* WHAT NEEDS TO BE DONE *
Show all lines from the listing below that contain "students".

* MATERIAL SUPPLIED *
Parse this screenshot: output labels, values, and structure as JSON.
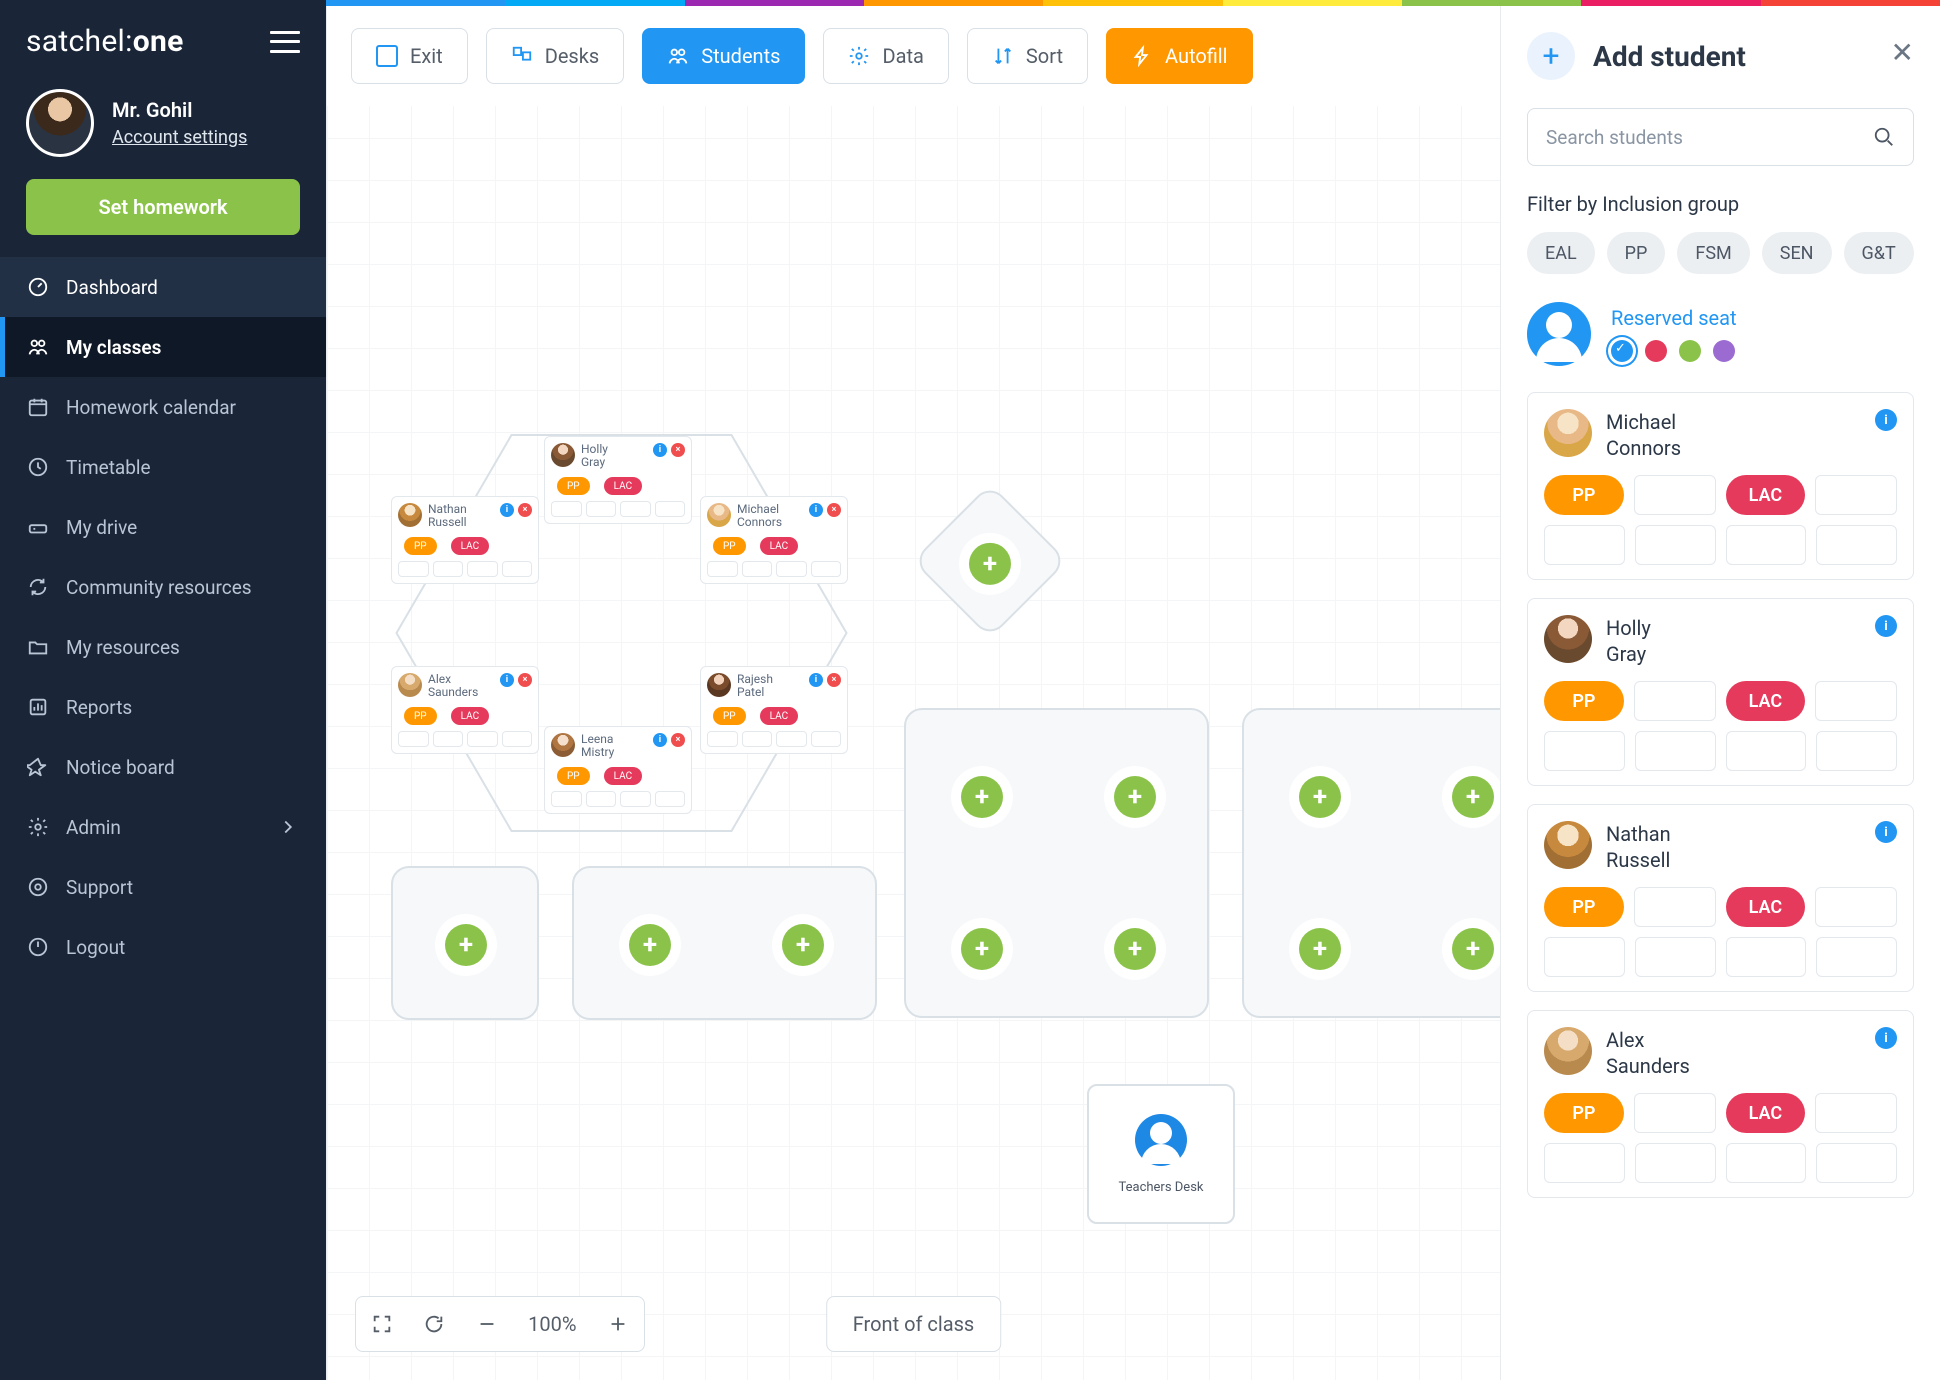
{
  "rainbow": [
    "#2196f3",
    "#03a9f4",
    "#9c27b0",
    "#ff9800",
    "#ffc107",
    "#ffeb3b",
    "#8bc34a",
    "#e91e63",
    "#f44336"
  ],
  "brand": {
    "a": "satchel:",
    "b": "one"
  },
  "user": {
    "name": "Mr. Gohil",
    "settings": "Account settings"
  },
  "primary_action": "Set homework",
  "nav": [
    {
      "key": "dashboard",
      "label": "Dashboard"
    },
    {
      "key": "my-classes",
      "label": "My classes"
    },
    {
      "key": "homework-calendar",
      "label": "Homework calendar"
    },
    {
      "key": "timetable",
      "label": "Timetable"
    },
    {
      "key": "my-drive",
      "label": "My drive"
    },
    {
      "key": "community-resources",
      "label": "Community resources"
    },
    {
      "key": "my-resources",
      "label": "My resources"
    },
    {
      "key": "reports",
      "label": "Reports"
    },
    {
      "key": "notice-board",
      "label": "Notice board"
    },
    {
      "key": "admin",
      "label": "Admin"
    },
    {
      "key": "support",
      "label": "Support"
    },
    {
      "key": "logout",
      "label": "Logout"
    }
  ],
  "toolbar": {
    "exit": "Exit",
    "desks": "Desks",
    "students": "Students",
    "data": "Data",
    "sort": "Sort",
    "autofill": "Autofill"
  },
  "zoom": {
    "value": "100%"
  },
  "front_label": "Front of class",
  "teacher_desk": "Teachers Desk",
  "seats": [
    {
      "first": "Holly",
      "last": "Gray",
      "pp": "PP",
      "lac": "LAC"
    },
    {
      "first": "Nathan",
      "last": "Russell",
      "pp": "PP",
      "lac": "LAC"
    },
    {
      "first": "Michael",
      "last": "Connors",
      "pp": "PP",
      "lac": "LAC"
    },
    {
      "first": "Alex",
      "last": "Saunders",
      "pp": "PP",
      "lac": "LAC"
    },
    {
      "first": "Rajesh",
      "last": "Patel",
      "pp": "PP",
      "lac": "LAC"
    },
    {
      "first": "Leena",
      "last": "Mistry",
      "pp": "PP",
      "lac": "LAC"
    }
  ],
  "right": {
    "title": "Add student",
    "search_placeholder": "Search students",
    "filter_label": "Filter by Inclusion group",
    "pills": [
      "EAL",
      "PP",
      "FSM",
      "SEN",
      "G&T"
    ],
    "reserved_label": "Reserved seat",
    "colors": [
      "#2196f3",
      "#e53a5b",
      "#8bc34a",
      "#9c6bd1"
    ],
    "students": [
      {
        "first": "Michael",
        "last": "Connors",
        "pp": "PP",
        "lac": "LAC"
      },
      {
        "first": "Holly",
        "last": "Gray",
        "pp": "PP",
        "lac": "LAC"
      },
      {
        "first": "Nathan",
        "last": "Russell",
        "pp": "PP",
        "lac": "LAC"
      },
      {
        "first": "Alex",
        "last": "Saunders",
        "pp": "PP",
        "lac": "LAC"
      }
    ]
  }
}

* FINAL ANSWER *
    "students": "Students",
    "search_placeholder": "Search students",
    "students": [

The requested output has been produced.